Problem statement — Each entry below is to be given again word for word, with no pictures.

[Data records]
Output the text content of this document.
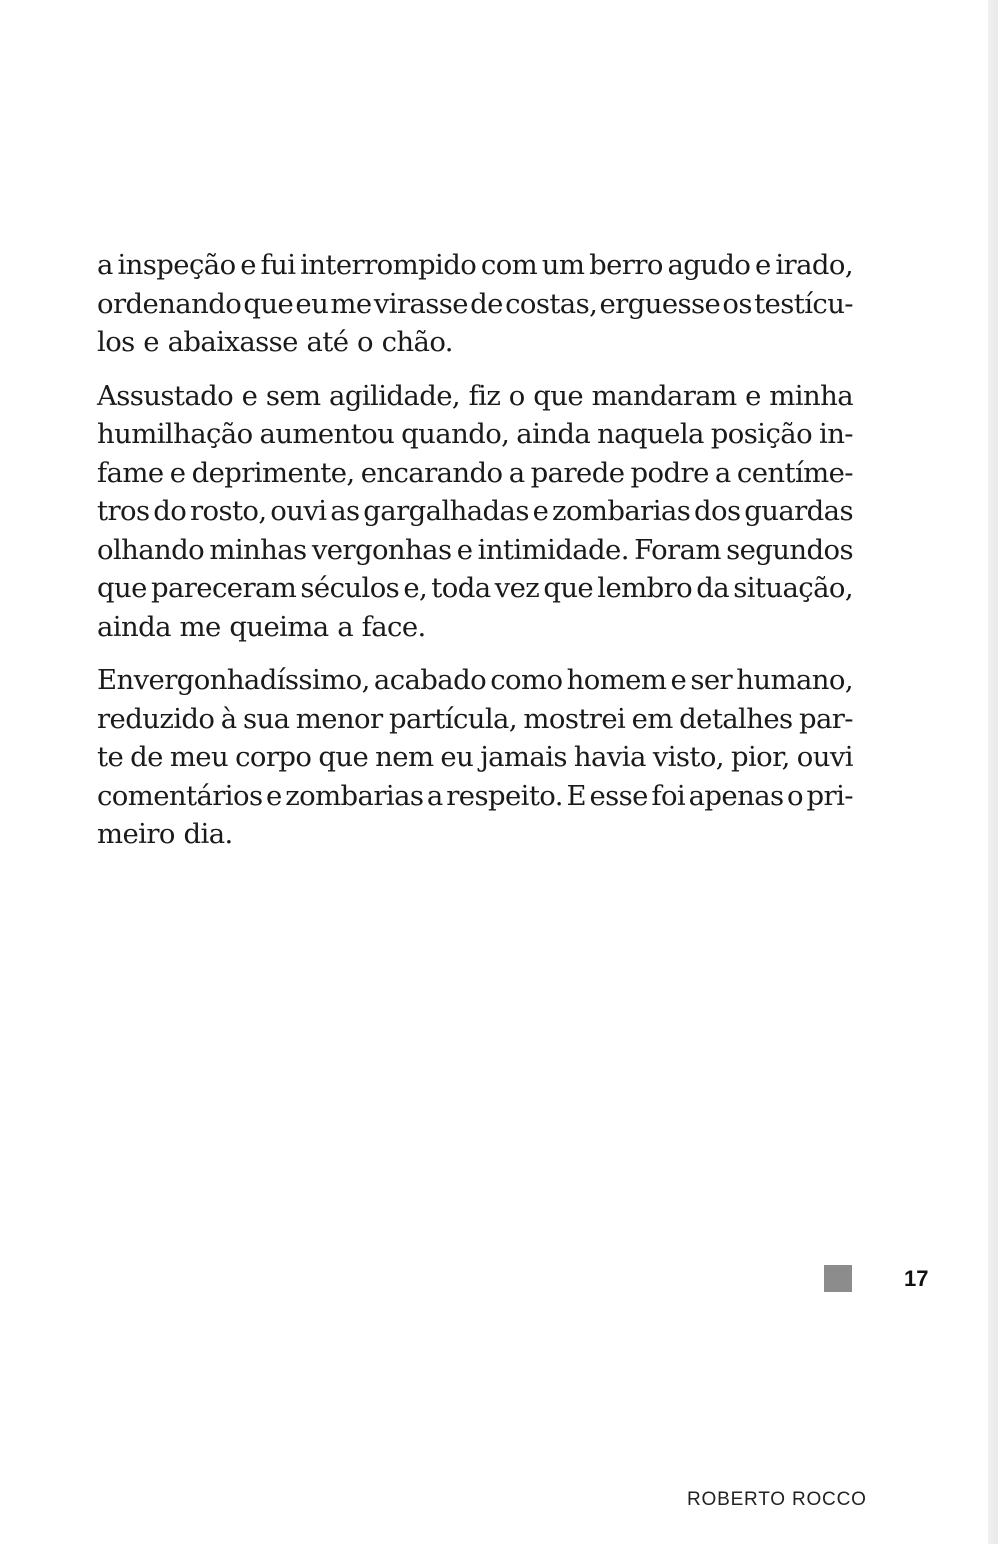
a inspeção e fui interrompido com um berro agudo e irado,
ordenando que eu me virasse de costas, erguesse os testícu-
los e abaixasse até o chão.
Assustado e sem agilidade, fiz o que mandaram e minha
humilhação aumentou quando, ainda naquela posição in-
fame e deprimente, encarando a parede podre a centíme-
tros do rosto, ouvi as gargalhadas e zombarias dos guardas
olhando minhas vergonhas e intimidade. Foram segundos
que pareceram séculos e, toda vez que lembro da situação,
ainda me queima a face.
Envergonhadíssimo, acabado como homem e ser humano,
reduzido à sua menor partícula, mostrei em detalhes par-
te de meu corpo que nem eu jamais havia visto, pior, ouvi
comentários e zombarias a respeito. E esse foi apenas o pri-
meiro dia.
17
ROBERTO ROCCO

Correct answer —
Output the text content of this document.
a inspeção e fui interrompido com um berro agudo e irado,
ordenando que eu me virasse de costas, erguesse os testícu-
los e abaixasse até o chão.
Assustado e sem agilidade, fiz o que mandaram e minha
humilhação aumentou quando, ainda naquela posição in-
fame e deprimente, encarando a parede podre a centíme-
tros do rosto, ouvi as gargalhadas e zombarias dos guardas
olhando minhas vergonhas e intimidade. Foram segundos
que pareceram séculos e, toda vez que lembro da situação,
ainda me queima a face.
Envergonhadíssimo, acabado como homem e ser humano,
reduzido à sua menor partícula, mostrei em detalhes par-
te de meu corpo que nem eu jamais havia visto, pior, ouvi
comentários e zombarias a respeito. E esse foi apenas o pri-
meiro dia.
17
ROBERTO ROCCO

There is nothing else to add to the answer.